— BEGIN INFORMATION GIVEN —
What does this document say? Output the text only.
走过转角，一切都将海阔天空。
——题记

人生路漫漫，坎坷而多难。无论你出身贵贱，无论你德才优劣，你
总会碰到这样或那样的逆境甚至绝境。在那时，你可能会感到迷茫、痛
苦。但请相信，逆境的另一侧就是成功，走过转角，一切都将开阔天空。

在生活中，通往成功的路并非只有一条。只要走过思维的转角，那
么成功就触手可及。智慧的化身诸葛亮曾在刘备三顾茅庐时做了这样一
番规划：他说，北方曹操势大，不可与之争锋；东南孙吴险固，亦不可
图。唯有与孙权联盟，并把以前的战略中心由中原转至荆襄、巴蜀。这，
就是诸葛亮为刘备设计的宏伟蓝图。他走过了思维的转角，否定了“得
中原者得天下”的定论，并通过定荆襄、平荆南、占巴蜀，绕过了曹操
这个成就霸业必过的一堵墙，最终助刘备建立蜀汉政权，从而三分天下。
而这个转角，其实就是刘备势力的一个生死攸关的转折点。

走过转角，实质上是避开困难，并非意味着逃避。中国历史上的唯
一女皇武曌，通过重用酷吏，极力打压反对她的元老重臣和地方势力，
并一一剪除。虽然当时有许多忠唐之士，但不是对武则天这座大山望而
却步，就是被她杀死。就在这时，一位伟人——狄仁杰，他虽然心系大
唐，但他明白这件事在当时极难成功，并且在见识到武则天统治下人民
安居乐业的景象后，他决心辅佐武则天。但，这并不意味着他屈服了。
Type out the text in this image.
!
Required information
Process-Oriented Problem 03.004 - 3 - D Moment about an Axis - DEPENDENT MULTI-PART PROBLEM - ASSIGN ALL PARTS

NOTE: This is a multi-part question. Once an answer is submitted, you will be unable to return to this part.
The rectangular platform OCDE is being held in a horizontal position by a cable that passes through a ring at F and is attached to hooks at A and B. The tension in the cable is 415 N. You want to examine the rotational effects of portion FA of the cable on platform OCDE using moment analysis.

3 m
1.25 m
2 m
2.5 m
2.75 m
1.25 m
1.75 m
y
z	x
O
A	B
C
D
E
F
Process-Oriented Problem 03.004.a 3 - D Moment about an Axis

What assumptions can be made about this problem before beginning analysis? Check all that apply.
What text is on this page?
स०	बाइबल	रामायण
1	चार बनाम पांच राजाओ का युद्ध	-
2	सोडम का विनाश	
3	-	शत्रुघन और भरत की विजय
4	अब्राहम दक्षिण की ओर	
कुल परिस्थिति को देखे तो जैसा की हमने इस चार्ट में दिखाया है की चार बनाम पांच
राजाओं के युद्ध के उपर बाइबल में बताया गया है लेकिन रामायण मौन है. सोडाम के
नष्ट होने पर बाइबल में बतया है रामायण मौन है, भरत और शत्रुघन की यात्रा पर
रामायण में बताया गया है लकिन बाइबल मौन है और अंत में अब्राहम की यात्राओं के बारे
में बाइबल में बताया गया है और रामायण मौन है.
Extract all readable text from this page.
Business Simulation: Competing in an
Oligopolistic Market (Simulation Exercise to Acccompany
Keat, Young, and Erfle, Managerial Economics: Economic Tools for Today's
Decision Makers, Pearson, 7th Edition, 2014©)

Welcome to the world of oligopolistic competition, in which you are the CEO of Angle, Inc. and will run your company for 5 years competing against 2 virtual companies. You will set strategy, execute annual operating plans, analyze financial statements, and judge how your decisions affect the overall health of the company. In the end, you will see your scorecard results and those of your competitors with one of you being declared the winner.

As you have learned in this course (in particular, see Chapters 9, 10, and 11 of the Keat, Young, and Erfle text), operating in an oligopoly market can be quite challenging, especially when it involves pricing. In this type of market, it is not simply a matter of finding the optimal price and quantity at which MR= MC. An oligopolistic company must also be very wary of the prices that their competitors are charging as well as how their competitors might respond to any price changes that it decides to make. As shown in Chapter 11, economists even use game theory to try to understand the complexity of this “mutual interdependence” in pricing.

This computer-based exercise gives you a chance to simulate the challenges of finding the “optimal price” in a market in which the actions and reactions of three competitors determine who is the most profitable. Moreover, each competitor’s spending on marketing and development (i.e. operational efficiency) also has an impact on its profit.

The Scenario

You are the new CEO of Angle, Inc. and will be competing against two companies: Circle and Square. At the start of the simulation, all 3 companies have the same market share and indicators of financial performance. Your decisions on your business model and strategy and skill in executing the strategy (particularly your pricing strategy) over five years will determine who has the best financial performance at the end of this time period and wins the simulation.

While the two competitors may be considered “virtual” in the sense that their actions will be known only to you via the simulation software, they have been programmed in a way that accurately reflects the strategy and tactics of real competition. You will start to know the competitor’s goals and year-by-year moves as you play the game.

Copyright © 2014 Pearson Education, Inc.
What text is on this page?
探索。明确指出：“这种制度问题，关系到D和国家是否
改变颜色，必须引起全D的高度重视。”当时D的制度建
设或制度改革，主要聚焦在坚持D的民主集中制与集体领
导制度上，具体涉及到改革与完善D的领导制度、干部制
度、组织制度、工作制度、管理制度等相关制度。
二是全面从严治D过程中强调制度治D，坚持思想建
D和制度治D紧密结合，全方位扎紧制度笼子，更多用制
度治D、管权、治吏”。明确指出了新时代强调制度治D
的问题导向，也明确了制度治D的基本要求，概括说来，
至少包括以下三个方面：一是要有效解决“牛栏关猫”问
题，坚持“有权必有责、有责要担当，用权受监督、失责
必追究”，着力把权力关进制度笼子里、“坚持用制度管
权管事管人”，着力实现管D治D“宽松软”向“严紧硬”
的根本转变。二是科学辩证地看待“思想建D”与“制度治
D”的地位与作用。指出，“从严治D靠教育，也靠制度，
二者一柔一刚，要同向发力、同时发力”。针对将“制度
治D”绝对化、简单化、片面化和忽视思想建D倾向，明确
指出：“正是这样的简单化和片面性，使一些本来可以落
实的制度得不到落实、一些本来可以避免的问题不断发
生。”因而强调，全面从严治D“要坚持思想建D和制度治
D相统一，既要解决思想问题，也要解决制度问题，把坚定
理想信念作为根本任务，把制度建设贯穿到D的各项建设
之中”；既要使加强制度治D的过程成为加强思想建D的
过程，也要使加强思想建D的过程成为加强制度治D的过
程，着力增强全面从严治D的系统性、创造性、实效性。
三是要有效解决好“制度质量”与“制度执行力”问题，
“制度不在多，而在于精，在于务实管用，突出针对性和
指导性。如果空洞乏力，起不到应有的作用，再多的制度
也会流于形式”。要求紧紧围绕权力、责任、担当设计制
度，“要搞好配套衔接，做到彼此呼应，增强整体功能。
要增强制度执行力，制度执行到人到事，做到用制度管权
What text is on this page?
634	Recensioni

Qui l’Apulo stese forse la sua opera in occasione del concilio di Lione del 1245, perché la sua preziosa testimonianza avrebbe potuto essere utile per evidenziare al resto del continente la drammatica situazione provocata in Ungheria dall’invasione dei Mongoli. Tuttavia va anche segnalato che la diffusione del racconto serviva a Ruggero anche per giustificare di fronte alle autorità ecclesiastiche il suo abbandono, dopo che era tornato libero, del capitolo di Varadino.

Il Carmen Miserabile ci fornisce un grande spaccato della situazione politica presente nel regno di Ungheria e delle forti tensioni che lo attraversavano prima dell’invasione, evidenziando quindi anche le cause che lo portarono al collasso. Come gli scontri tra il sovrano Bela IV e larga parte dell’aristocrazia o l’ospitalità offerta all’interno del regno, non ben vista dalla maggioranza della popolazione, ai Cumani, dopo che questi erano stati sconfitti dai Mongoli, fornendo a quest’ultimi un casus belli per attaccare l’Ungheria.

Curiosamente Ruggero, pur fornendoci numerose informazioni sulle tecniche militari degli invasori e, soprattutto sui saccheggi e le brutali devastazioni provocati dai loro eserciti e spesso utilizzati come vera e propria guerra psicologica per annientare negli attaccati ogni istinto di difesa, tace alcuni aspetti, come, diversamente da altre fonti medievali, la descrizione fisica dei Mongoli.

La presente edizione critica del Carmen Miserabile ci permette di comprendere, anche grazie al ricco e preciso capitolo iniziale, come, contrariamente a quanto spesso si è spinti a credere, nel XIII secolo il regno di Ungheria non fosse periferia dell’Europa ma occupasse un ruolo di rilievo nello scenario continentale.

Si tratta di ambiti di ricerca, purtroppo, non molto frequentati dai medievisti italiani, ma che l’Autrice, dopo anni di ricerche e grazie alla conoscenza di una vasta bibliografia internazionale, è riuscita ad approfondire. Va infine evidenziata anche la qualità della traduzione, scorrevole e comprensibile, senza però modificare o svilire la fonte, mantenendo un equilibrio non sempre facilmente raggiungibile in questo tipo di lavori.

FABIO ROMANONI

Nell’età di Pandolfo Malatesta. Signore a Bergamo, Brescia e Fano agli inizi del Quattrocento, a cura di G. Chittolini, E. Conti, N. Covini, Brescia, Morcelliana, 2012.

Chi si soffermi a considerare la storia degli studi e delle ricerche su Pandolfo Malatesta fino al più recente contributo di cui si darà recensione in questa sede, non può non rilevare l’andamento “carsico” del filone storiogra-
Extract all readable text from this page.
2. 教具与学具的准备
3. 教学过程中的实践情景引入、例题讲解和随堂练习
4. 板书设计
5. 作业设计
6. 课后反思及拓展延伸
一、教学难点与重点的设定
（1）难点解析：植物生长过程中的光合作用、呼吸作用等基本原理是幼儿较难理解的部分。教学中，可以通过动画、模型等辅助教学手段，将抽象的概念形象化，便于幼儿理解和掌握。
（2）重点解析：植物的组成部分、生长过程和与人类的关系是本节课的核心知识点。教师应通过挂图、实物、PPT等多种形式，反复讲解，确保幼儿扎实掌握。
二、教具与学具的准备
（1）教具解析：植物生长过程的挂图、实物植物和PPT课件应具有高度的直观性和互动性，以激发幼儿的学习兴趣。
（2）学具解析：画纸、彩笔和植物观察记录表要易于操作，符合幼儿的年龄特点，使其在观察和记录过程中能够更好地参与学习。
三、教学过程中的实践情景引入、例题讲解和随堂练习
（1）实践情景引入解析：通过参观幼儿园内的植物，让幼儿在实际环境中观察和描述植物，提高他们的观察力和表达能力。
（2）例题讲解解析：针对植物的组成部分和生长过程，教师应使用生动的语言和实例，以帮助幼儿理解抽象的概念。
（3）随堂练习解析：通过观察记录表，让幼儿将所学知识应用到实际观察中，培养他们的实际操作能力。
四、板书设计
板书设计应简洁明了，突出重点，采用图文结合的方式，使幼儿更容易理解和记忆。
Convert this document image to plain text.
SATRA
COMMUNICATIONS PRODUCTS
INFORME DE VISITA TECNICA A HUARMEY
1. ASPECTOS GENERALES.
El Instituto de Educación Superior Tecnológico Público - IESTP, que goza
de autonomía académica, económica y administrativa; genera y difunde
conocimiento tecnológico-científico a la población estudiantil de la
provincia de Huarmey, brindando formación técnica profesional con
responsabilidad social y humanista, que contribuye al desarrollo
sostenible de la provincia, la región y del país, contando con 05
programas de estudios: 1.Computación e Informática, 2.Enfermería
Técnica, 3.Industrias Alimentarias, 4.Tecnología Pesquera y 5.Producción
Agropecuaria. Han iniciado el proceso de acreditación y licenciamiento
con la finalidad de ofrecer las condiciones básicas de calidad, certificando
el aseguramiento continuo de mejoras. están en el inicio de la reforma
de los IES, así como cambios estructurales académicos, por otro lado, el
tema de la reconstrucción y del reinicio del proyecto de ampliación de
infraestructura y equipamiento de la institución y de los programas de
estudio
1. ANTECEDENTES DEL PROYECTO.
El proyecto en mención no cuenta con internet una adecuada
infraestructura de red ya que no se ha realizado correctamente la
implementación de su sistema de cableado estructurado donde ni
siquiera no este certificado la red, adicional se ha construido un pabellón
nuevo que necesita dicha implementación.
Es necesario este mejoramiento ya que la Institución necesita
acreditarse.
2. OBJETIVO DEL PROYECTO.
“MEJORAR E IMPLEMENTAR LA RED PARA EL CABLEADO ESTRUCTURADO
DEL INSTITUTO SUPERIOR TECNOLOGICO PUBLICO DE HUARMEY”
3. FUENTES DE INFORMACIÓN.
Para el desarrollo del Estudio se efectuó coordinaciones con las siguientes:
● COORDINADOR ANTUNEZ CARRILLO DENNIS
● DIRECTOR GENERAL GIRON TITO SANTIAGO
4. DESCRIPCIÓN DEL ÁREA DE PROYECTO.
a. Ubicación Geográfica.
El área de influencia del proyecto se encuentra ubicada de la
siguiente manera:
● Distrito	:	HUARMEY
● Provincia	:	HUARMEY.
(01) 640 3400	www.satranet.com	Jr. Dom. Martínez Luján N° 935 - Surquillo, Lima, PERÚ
— END INFORMATION GIVEN —
# INSTRUCTIONS TO FOLLOW:
Copy each line of the listing that includes "virtual".

# RESULT FOR THIS TASK:
Welcome to the world of oligopolistic competition, in which you are the CEO of Angle, Inc. and will run your company for 5 years competing against 2 virtual companies. You will set strategy, execute annual operating plans, analyze financial statements, and judge how your decisions affect the overall health of the company. In the end, you will see your scorecard results and those of your competitors with one of you being declared the winner.
While the two competitors may be considered “virtual” in the sense that their actions will be known only to you via the simulation software, they have been programmed in a way that accurately reflects the strategy and tactics of real competition. You will start to know the competitor’s goals and year-by-year moves as you play the game.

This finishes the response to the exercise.